Take the material and output all of it exactly.

============================================================

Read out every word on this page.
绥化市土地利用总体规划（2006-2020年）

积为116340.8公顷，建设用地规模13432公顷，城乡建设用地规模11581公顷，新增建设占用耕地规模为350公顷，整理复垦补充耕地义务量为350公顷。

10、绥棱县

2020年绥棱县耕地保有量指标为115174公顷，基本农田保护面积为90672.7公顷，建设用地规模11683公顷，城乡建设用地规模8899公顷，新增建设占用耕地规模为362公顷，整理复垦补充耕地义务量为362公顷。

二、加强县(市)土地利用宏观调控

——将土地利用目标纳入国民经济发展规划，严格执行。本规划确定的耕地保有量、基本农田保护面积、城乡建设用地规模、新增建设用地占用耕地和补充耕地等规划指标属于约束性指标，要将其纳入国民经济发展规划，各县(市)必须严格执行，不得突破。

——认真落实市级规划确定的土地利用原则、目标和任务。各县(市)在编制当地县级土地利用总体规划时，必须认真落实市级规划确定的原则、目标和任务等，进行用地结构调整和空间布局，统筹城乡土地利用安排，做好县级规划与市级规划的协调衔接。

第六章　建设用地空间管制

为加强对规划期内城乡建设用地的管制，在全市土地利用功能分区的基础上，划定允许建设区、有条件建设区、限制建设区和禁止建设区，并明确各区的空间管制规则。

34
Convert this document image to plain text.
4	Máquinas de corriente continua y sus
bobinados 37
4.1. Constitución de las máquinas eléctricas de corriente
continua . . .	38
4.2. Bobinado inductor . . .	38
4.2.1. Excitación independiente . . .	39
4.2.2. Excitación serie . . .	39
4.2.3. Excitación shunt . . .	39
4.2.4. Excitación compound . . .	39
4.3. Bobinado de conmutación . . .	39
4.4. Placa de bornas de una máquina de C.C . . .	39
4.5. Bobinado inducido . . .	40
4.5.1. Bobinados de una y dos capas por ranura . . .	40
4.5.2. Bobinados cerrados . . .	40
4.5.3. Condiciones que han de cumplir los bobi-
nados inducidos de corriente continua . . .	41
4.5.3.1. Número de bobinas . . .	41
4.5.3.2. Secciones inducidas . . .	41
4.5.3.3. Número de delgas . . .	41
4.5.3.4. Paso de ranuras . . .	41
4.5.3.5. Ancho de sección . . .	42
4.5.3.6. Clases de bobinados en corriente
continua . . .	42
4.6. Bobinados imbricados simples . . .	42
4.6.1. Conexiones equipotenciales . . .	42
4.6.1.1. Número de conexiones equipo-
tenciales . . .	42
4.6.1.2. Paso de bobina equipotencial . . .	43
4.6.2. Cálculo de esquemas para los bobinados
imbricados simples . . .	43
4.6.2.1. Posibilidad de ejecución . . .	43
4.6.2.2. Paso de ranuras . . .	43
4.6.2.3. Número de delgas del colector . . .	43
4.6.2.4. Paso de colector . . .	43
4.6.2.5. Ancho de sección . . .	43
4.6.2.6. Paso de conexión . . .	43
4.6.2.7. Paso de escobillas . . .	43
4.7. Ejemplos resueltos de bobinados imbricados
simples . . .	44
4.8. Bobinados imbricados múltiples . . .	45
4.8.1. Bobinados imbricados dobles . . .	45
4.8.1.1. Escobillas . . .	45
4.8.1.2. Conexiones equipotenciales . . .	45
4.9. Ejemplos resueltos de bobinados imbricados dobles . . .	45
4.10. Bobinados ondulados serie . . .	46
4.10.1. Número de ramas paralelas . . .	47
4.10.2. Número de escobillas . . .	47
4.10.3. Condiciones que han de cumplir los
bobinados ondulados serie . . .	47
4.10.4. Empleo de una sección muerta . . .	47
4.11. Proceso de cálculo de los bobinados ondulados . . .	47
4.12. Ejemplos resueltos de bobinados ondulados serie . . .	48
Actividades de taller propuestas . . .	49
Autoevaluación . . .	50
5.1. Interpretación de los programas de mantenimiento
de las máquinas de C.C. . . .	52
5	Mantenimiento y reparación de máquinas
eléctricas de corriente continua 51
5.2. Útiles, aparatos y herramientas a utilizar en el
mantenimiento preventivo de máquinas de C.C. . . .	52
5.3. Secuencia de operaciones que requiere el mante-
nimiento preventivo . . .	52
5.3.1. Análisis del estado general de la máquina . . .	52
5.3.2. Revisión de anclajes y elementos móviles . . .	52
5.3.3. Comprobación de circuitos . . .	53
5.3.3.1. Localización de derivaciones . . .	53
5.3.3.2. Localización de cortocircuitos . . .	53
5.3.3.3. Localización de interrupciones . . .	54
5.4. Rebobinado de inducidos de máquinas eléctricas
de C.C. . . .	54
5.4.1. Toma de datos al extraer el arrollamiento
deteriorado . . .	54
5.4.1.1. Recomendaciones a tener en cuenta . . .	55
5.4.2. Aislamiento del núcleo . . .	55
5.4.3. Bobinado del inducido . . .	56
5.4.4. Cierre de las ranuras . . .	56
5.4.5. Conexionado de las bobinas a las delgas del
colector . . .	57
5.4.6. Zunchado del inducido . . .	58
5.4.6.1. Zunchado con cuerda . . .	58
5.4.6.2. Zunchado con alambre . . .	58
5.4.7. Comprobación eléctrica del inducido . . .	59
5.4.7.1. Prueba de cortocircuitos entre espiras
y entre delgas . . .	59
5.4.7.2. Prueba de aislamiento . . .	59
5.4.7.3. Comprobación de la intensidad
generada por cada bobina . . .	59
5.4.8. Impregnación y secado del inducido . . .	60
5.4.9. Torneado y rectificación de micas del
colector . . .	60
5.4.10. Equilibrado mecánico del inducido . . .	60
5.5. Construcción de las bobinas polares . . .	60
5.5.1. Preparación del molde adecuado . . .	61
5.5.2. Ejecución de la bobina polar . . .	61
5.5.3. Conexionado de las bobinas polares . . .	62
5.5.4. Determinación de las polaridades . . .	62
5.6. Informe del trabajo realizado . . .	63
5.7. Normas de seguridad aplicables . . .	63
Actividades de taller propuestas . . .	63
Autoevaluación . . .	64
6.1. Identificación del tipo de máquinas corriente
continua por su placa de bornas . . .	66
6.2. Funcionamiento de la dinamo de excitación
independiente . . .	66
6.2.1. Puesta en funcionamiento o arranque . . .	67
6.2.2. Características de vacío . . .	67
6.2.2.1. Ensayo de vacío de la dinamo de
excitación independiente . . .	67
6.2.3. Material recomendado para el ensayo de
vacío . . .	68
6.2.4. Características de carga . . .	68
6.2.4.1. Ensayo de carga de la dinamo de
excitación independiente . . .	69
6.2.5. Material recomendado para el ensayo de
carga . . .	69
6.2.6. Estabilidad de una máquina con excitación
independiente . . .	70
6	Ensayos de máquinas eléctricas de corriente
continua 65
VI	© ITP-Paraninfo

============================================================

_COMPLETED EXERCISE_:
Read out every word on this page.
绥化市土地利用总体规划（2006-2020年）

积为116340.8公顷，建设用地规模13432公顷，城乡建设用地规模11581公顷，新增建设占用耕地规模为350公顷，整理复垦补充耕地义务量为350公顷。

10、绥棱县

2020年绥棱县耕地保有量指标为115174公顷，基本农田保护面积为90672.7公顷，建设用地规模11683公顷，城乡建设用地规模8899公顷，新增建设占用耕地规模为362公顷，整理复垦补充耕地义务量为362公顷。

二、加强县(市)土地利用宏观调控

——将土地利用目标纳入国民经济发展规划，严格执行。本规划确定的耕地保有量、基本农田保护面积、城乡建设用地规模、新增建设用地占用耕地和补充耕地等规划指标属于约束性指标，要将其纳入国民经济发展规划，各县(市)必须严格执行，不得突破。

——认真落实市级规划确定的土地利用原则、目标和任务。各县(市)在编制当地县级土地利用总体规划时，必须认真落实市级规划确定的原则、目标和任务等，进行用地结构调整和空间布局，统筹城乡土地利用安排，做好县级规划与市级规划的协调衔接。

第六章　建设用地空间管制

为加强对规划期内城乡建设用地的管制，在全市土地利用功能分区的基础上，划定允许建设区、有条件建设区、限制建设区和禁止建设区，并明确各区的空间管制规则。

34
Convert this document image to plain text.
4	Máquinas de corriente continua y sus
bobinados 37
4.1. Constitución de las máquinas eléctricas de corriente
continua . . .	38
4.2. Bobinado inductor . . .	38
4.2.1. Excitación independiente . . .	39
4.2.2. Excitación serie . . .	39
4.2.3. Excitación shunt . . .	39
4.2.4. Excitación compound . . .	39
4.3. Bobinado de conmutación . . .	39
4.4. Placa de bornas de una máquina de C.C . . .	39
4.5. Bobinado inducido . . .	40
4.5.1. Bobinados de una y dos capas por ranura . . .	40
4.5.2. Bobinados cerrados . . .	40
4.5.3. Condiciones que han de cumplir los bobi-
nados inducidos de corriente continua . . .	41
4.5.3.1. Número de bobinas . . .	41
4.5.3.2. Secciones inducidas . . .	41
4.5.3.3. Número de delgas . . .	41
4.5.3.4. Paso de ranuras . . .	41
4.5.3.5. Ancho de sección . . .	42
4.5.3.6. Clases de bobinados en corriente
continua . . .	42
4.6. Bobinados imbricados simples . . .	42
4.6.1. Conexiones equipotenciales . . .	42
4.6.1.1. Número de conexiones equipo-
tenciales . . .	42
4.6.1.2. Paso de bobina equipotencial . . .	43
4.6.2. Cálculo de esquemas para los bobinados
imbricados simples . . .	43
4.6.2.1. Posibilidad de ejecución . . .	43
4.6.2.2. Paso de ranuras . . .	43
4.6.2.3. Número de delgas del colector . . .	43
4.6.2.4. Paso de colector . . .	43
4.6.2.5. Ancho de sección . . .	43
4.6.2.6. Paso de conexión . . .	43
4.6.2.7. Paso de escobillas . . .	43
4.7. Ejemplos resueltos de bobinados imbricados
simples . . .	44
4.8. Bobinados imbricados múltiples . . .	45
4.8.1. Bobinados imbricados dobles . . .	45
4.8.1.1. Escobillas . . .	45
4.8.1.2. Conexiones equipotenciales . . .	45
4.9. Ejemplos resueltos de bobinados imbricados dobles . . .	45
4.10. Bobinados ondulados serie . . .	46
4.10.1. Número de ramas paralelas . . .	47
4.10.2. Número de escobillas . . .	47
4.10.3. Condiciones que han de cumplir los
bobinados ondulados serie . . .	47
4.10.4. Empleo de una sección muerta . . .	47
4.11. Proceso de cálculo de los bobinados ondulados . . .	47
4.12. Ejemplos resueltos de bobinados ondulados serie . . .	48
Actividades de taller propuestas . . .	49
Autoevaluación . . .	50
5.1. Interpretación de los programas de mantenimiento
de las máquinas de C.C. . . .	52
5	Mantenimiento y reparación de máquinas
eléctricas de corriente continua 51
5.2. Útiles, aparatos y herramientas a utilizar en el
mantenimiento preventivo de máquinas de C.C. . . .	52
5.3. Secuencia de operaciones que requiere el mante-
nimiento preventivo . . .	52
5.3.1. Análisis del estado general de la máquina . . .	52
5.3.2. Revisión de anclajes y elementos móviles . . .	52
5.3.3. Comprobación de circuitos . . .	53
5.3.3.1. Localización de derivaciones . . .	53
5.3.3.2. Localización de cortocircuitos . . .	53
5.3.3.3. Localización de interrupciones . . .	54
5.4. Rebobinado de inducidos de máquinas eléctricas
de C.C. . . .	54
5.4.1. Toma de datos al extraer el arrollamiento
deteriorado . . .	54
5.4.1.1. Recomendaciones a tener en cuenta . . .	55
5.4.2. Aislamiento del núcleo . . .	55
5.4.3. Bobinado del inducido . . .	56
5.4.4. Cierre de las ranuras . . .	56
5.4.5. Conexionado de las bobinas a las delgas del
colector . . .	57
5.4.6. Zunchado del inducido . . .	58
5.4.6.1. Zunchado con cuerda . . .	58
5.4.6.2. Zunchado con alambre . . .	58
5.4.7. Comprobación eléctrica del inducido . . .	59
5.4.7.1. Prueba de cortocircuitos entre espiras
y entre delgas . . .	59
5.4.7.2. Prueba de aislamiento . . .	59
5.4.7.3. Comprobación de la intensidad
generada por cada bobina . . .	59
5.4.8. Impregnación y secado del inducido . . .	60
5.4.9. Torneado y rectificación de micas del
colector . . .	60
5.4.10. Equilibrado mecánico del inducido . . .	60
5.5. Construcción de las bobinas polares . . .	60
5.5.1. Preparación del molde adecuado . . .	61
5.5.2. Ejecución de la bobina polar . . .	61
5.5.3. Conexionado de las bobinas polares . . .	62
5.5.4. Determinación de las polaridades . . .	62
5.6. Informe del trabajo realizado . . .	63
5.7. Normas de seguridad aplicables . . .	63
Actividades de taller propuestas . . .	63
Autoevaluación . . .	64
6.1. Identificación del tipo de máquinas corriente
continua por su placa de bornas . . .	66
6.2. Funcionamiento de la dinamo de excitación
independiente . . .	66
6.2.1. Puesta en funcionamiento o arranque . . .	67
6.2.2. Características de vacío . . .	67
6.2.2.1. Ensayo de vacío de la dinamo de
excitación independiente . . .	67
6.2.3. Material recomendado para el ensayo de
vacío . . .	68
6.2.4. Características de carga . . .	68
6.2.4.1. Ensayo de carga de la dinamo de
excitación independiente . . .	69
6.2.5. Material recomendado para el ensayo de
carga . . .	69
6.2.6. Estabilidad de una máquina con excitación
independiente . . .	70
6	Ensayos de máquinas eléctricas de corriente
continua 65
VI	© ITP-Paraninfo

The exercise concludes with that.